START Listing
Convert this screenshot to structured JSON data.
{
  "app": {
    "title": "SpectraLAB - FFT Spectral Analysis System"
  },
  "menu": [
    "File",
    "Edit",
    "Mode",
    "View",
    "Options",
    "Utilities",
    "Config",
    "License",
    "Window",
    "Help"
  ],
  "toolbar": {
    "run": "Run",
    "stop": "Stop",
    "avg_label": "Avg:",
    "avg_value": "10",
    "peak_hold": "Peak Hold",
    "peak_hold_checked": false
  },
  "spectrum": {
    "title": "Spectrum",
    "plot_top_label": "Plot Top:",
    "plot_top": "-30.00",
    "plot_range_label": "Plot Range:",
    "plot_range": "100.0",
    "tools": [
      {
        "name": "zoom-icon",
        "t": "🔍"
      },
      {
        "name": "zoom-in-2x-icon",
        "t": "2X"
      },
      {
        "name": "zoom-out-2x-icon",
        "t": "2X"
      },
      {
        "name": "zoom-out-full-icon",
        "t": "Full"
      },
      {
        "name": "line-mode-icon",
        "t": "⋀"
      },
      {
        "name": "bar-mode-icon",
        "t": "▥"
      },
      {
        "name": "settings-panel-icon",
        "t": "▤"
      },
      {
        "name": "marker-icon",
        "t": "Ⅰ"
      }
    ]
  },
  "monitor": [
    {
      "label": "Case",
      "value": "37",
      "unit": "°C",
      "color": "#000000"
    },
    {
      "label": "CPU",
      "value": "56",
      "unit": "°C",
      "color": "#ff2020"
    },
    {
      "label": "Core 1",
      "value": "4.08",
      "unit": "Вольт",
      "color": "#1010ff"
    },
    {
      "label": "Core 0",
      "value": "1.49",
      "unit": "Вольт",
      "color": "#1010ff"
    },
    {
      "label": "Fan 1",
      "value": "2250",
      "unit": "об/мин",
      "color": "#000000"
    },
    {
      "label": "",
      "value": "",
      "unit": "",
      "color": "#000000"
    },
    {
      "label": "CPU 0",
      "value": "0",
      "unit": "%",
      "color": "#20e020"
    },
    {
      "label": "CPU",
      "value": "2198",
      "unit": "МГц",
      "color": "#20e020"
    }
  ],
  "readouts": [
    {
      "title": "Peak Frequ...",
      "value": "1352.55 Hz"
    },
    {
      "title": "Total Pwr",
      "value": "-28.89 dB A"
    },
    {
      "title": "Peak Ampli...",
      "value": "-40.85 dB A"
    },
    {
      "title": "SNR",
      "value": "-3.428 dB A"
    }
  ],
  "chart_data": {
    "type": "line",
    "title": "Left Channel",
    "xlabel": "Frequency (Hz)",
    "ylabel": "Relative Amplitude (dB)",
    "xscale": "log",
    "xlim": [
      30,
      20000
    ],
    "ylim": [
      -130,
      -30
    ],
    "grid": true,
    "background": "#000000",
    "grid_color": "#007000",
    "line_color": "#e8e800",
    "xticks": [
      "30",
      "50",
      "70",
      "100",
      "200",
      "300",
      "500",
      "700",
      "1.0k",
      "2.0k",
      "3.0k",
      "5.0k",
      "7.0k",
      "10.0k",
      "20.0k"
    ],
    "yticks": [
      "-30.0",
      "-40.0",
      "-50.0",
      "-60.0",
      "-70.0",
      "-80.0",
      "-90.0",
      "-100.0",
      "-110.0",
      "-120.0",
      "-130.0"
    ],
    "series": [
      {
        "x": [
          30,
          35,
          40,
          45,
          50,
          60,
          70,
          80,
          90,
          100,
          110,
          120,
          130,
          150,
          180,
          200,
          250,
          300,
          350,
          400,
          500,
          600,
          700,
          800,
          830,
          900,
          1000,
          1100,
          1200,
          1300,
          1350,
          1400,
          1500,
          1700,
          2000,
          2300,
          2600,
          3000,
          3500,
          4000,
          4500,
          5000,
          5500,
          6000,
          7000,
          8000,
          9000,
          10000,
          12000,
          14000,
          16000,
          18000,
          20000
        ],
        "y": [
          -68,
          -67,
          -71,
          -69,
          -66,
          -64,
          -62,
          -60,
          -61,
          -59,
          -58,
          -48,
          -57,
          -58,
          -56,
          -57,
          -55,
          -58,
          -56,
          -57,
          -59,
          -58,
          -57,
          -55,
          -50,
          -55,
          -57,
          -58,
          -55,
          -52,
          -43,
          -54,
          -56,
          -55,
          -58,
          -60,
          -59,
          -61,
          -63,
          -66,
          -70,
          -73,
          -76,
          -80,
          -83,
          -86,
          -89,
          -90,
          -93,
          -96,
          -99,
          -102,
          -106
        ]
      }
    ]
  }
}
END Listing
Exercise details.
Pick out all lines from the data above in which the word "icon" appears.

Written solution.
        "name": "zoom-icon",
        "name": "zoom-in-2x-icon",
        "name": "zoom-out-2x-icon",
        "name": "zoom-out-full-icon",
        "name": "line-mode-icon",
        "name": "bar-mode-icon",
        "name": "settings-panel-icon",
        "name": "marker-icon",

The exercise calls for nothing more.